### [Activity]
From the following material, say how many lines have "beef" in them; write only the number.

=====

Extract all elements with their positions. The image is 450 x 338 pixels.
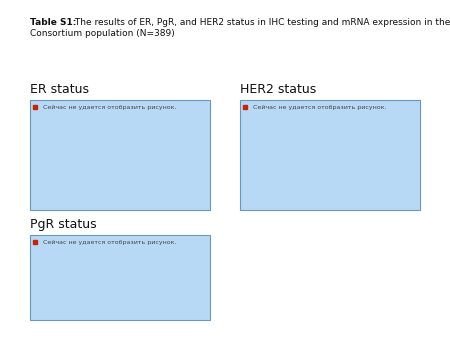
Text: Сейчас не удается отобразить рисунок.: Сейчас не удается отобразить рисунок.: [43, 104, 176, 110]
Text: Consortium population (N=389): Consortium population (N=389): [30, 29, 175, 38]
Bar: [30, 100, 210, 210]
Bar: [240, 100, 420, 210]
Bar: [30, 235, 210, 320]
Text: The results of ER, PgR, and HER2 status in IHC testing and mRNA expression in th: The results of ER, PgR, and HER2 status …: [72, 18, 450, 27]
Text: PgR status: PgR status: [30, 218, 97, 231]
Text: Сейчас не удается отобразить рисунок.: Сейчас не удается отобразить рисунок.: [43, 239, 176, 245]
Text: Сейчас не удается отобразить рисунок.: Сейчас не удается отобразить рисунок.: [253, 104, 387, 110]
Text: HER2 status: HER2 status: [240, 83, 316, 96]
Text: ER status: ER status: [30, 83, 89, 96]
Text: Table S1:: Table S1:: [30, 18, 76, 27]
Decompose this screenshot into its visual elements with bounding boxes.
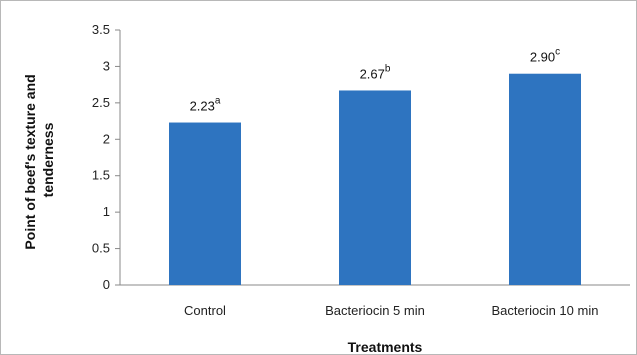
data-label: 2.23a	[190, 96, 221, 114]
data-label-value: 2.23	[190, 99, 215, 114]
y-tick-label: 1.5	[92, 168, 110, 183]
y-tick-label: 3.5	[92, 22, 110, 37]
significance-letter: c	[555, 47, 560, 58]
significance-letter: a	[215, 96, 221, 107]
y-axis-title: Point of beef's texture and tenderness	[22, 70, 56, 249]
bars	[169, 74, 581, 285]
data-label: 2.90c	[530, 47, 560, 65]
y-tick-label: 2	[103, 131, 110, 146]
y-tick-label: 3	[103, 58, 110, 73]
y-tick-labels: 0 0.5 1 1.5 2 2.5 3 3.5	[92, 22, 110, 292]
y-axis-title-line-2: tenderness	[40, 122, 56, 197]
y-tick-label: 2.5	[92, 95, 110, 110]
y-tick-label: 1	[103, 204, 110, 219]
category-label: Control	[184, 303, 226, 318]
data-label-value: 2.90	[530, 50, 555, 65]
category-label: Bacteriocin 10 min	[492, 303, 599, 318]
significance-letter: b	[385, 63, 391, 74]
y-tick-label: 0	[103, 277, 110, 292]
bar	[509, 74, 581, 285]
x-axis-title: Treatments	[348, 339, 423, 355]
data-label: 2.67b	[360, 63, 391, 81]
data-label-value: 2.67	[360, 66, 385, 81]
y-axis-title-line-1: Point of beef's texture and	[22, 74, 38, 249]
y-tick-label: 0.5	[92, 241, 110, 256]
category-label: Bacteriocin 5 min	[325, 303, 425, 318]
bar	[339, 90, 411, 285]
bar	[169, 123, 241, 285]
category-labels: Control Bacteriocin 5 min Bacteriocin 10 m…	[184, 303, 598, 318]
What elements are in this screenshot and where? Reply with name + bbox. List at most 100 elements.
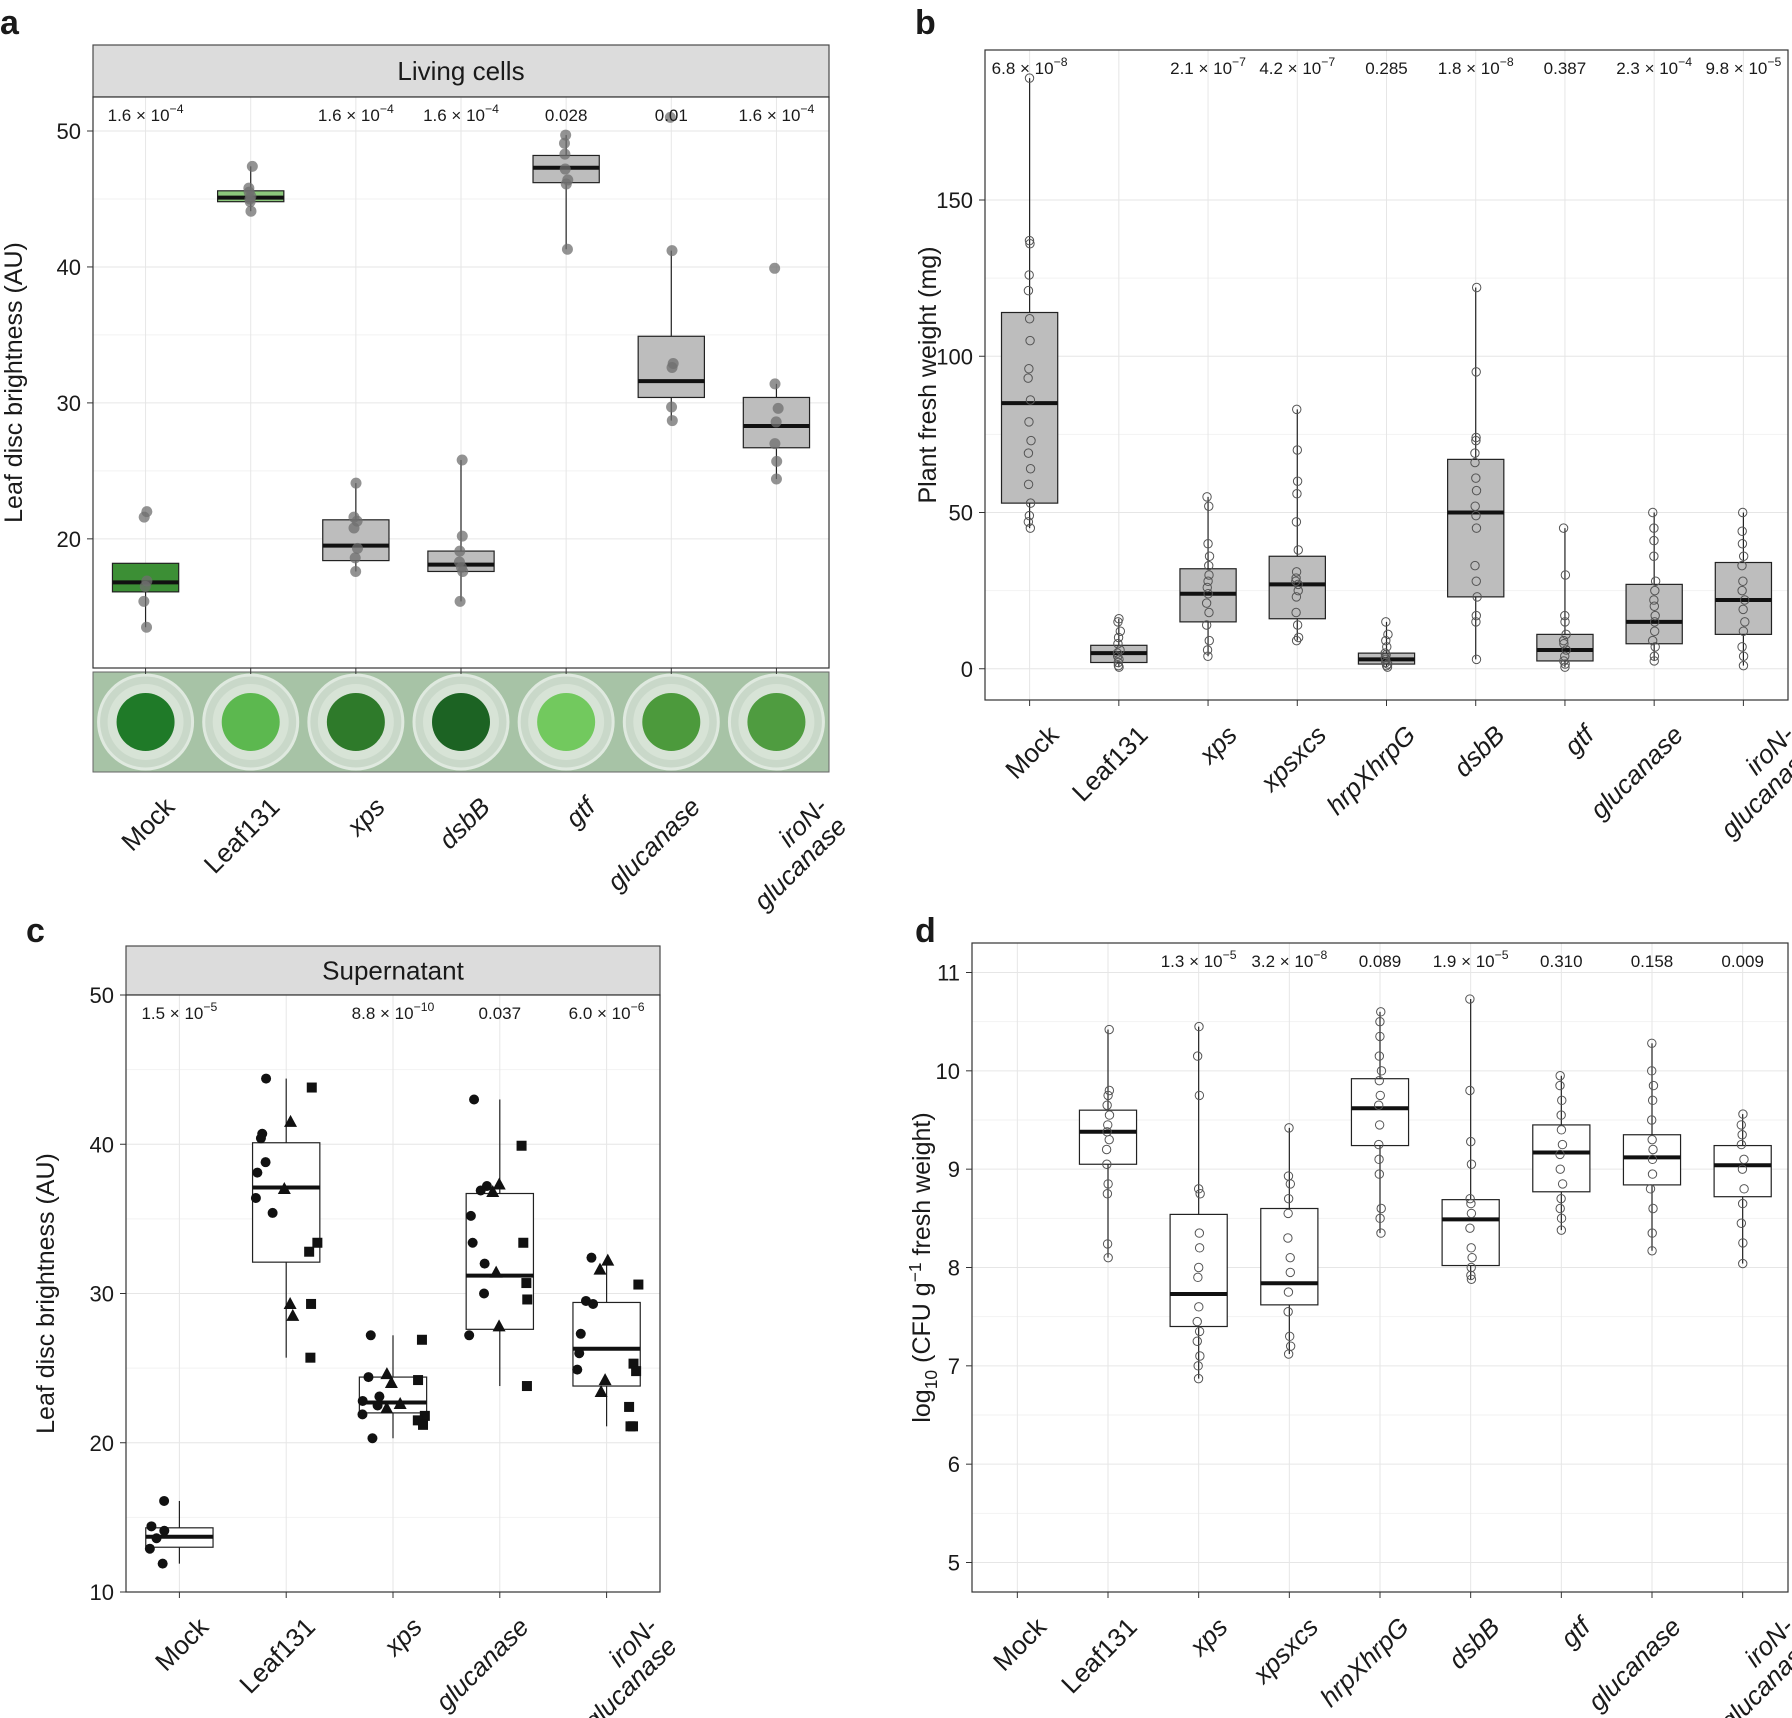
data-point bbox=[1650, 576, 1661, 586]
data-point bbox=[1381, 617, 1391, 627]
data-point-circle bbox=[586, 1252, 597, 1263]
data-point bbox=[1738, 1238, 1748, 1248]
data-point bbox=[1380, 648, 1390, 658]
data-point bbox=[1284, 1123, 1294, 1133]
data-point bbox=[1103, 1090, 1113, 1101]
data-point bbox=[1649, 651, 1660, 661]
data-point-triangle bbox=[594, 1385, 608, 1398]
data-point bbox=[1646, 1115, 1657, 1125]
data-point bbox=[454, 545, 466, 557]
x-tick-label: iroN-glucanase bbox=[1694, 1611, 1792, 1718]
x-tick-label: xpsxcs bbox=[1253, 720, 1332, 799]
data-point-circle bbox=[146, 1521, 157, 1532]
data-point bbox=[1381, 649, 1391, 660]
data-point bbox=[1648, 1203, 1658, 1214]
data-point bbox=[1736, 1120, 1746, 1130]
p-value-label: 0.285 bbox=[1365, 59, 1408, 78]
data-point bbox=[1024, 417, 1034, 427]
data-point bbox=[1192, 1051, 1203, 1061]
data-point bbox=[1557, 1179, 1568, 1189]
data-point bbox=[1737, 507, 1748, 518]
data-point bbox=[666, 245, 678, 257]
leaf-disc bbox=[326, 693, 385, 751]
x-tick-label: glucanase bbox=[1584, 720, 1689, 825]
data-point bbox=[1024, 510, 1035, 521]
y-tick-label: 30 bbox=[90, 1282, 114, 1307]
data-point bbox=[1024, 73, 1035, 83]
data-point bbox=[1195, 1351, 1205, 1361]
data-point bbox=[1115, 626, 1126, 636]
data-point bbox=[1737, 1198, 1748, 1209]
p-value-label: 1.3 × 10−5 bbox=[1161, 948, 1237, 971]
data-point bbox=[456, 530, 468, 542]
data-point bbox=[1383, 629, 1393, 640]
data-point bbox=[1193, 1373, 1204, 1384]
data-point bbox=[1194, 1302, 1204, 1312]
data-point bbox=[1291, 567, 1302, 577]
x-tick-label: xps bbox=[1182, 1612, 1233, 1663]
data-point-circle bbox=[588, 1298, 599, 1309]
data-point bbox=[141, 575, 153, 587]
y-tick-label: 5 bbox=[948, 1551, 960, 1576]
data-point bbox=[1466, 1243, 1476, 1253]
data-point bbox=[769, 438, 781, 450]
data-point bbox=[562, 174, 574, 186]
data-point-square bbox=[413, 1375, 424, 1386]
data-point bbox=[1201, 620, 1212, 630]
y-axis-label: Plant fresh weight (mg) bbox=[914, 246, 942, 503]
box bbox=[1350, 1078, 1410, 1147]
data-point bbox=[1471, 523, 1482, 533]
data-point bbox=[1381, 657, 1391, 668]
data-point bbox=[1560, 610, 1570, 621]
data-point bbox=[1201, 598, 1212, 608]
leaf-disc bbox=[432, 693, 490, 751]
data-point bbox=[1113, 639, 1123, 649]
data-point bbox=[666, 415, 678, 427]
data-point bbox=[1649, 626, 1660, 636]
chart-b: 0 50 100 150 Plant fresh weight (mg) 6.8 × 10… bbox=[914, 49, 1792, 844]
data-point bbox=[1739, 595, 1750, 605]
panel-label-b: b bbox=[915, 4, 936, 42]
p-value-label: 2.1 × 10−7 bbox=[1170, 55, 1246, 78]
data-point-square bbox=[306, 1298, 317, 1309]
x-tick-label: gtf bbox=[1554, 1610, 1598, 1654]
data-point bbox=[1194, 1021, 1204, 1032]
data-point bbox=[1112, 648, 1123, 658]
data-point bbox=[1204, 570, 1214, 580]
data-point bbox=[1466, 1262, 1476, 1273]
x-tick-label: Mock bbox=[987, 1611, 1053, 1677]
p-value-label: 0.387 bbox=[1544, 59, 1587, 78]
x-tick-label: glucanase bbox=[601, 792, 706, 897]
y-tick-label: 6 bbox=[948, 1452, 960, 1477]
x-tick-label: dsbB bbox=[433, 792, 496, 855]
y-tick-label: 40 bbox=[57, 255, 81, 280]
data-point-circle bbox=[255, 1133, 266, 1144]
data-point bbox=[1202, 492, 1212, 502]
data-point bbox=[1024, 314, 1035, 324]
x-tick-label: Leaf131 bbox=[233, 1612, 321, 1700]
data-point-circle bbox=[572, 1364, 583, 1375]
data-point bbox=[1283, 1193, 1294, 1204]
data-point bbox=[1555, 1080, 1565, 1091]
p-value-label: 2.3 × 10−4 bbox=[1616, 55, 1692, 78]
data-point bbox=[1293, 545, 1303, 555]
data-point bbox=[1113, 660, 1124, 671]
data-point bbox=[1555, 1164, 1565, 1174]
data-point bbox=[558, 137, 570, 149]
data-point bbox=[1025, 395, 1036, 405]
y-tick-label: 8 bbox=[948, 1256, 960, 1281]
data-point bbox=[1283, 1171, 1294, 1181]
data-point bbox=[1740, 617, 1750, 627]
data-point bbox=[1736, 1218, 1747, 1228]
y-axis-label: Leaf disc brightness (AU) bbox=[32, 1153, 60, 1434]
data-point bbox=[1471, 367, 1481, 377]
data-point bbox=[1293, 632, 1304, 643]
data-point bbox=[1738, 1109, 1748, 1119]
data-point bbox=[1102, 1159, 1112, 1169]
data-point bbox=[1103, 1252, 1113, 1263]
chart-a: Living cells 20 30 40 50 Leaf disc brightness… bbox=[0, 44, 853, 916]
data-point bbox=[245, 205, 257, 217]
data-point bbox=[1023, 285, 1034, 296]
y-tick-label: 20 bbox=[90, 1431, 114, 1456]
data-point bbox=[1648, 1144, 1658, 1155]
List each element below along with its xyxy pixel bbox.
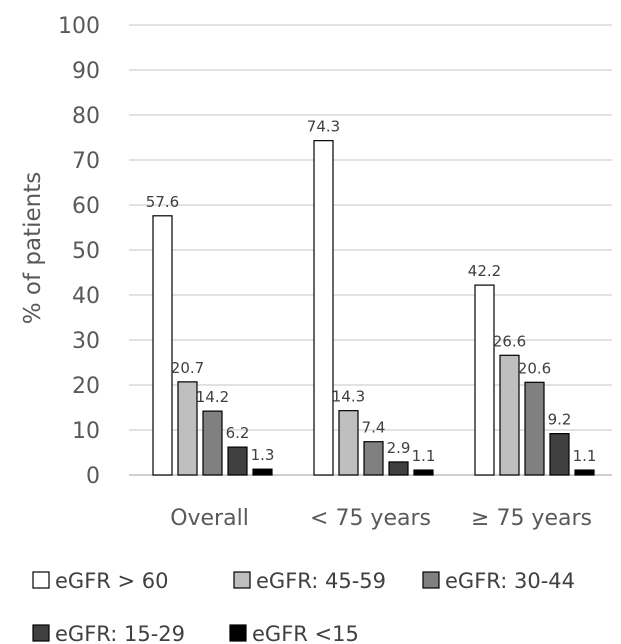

=====

### [Task result]
2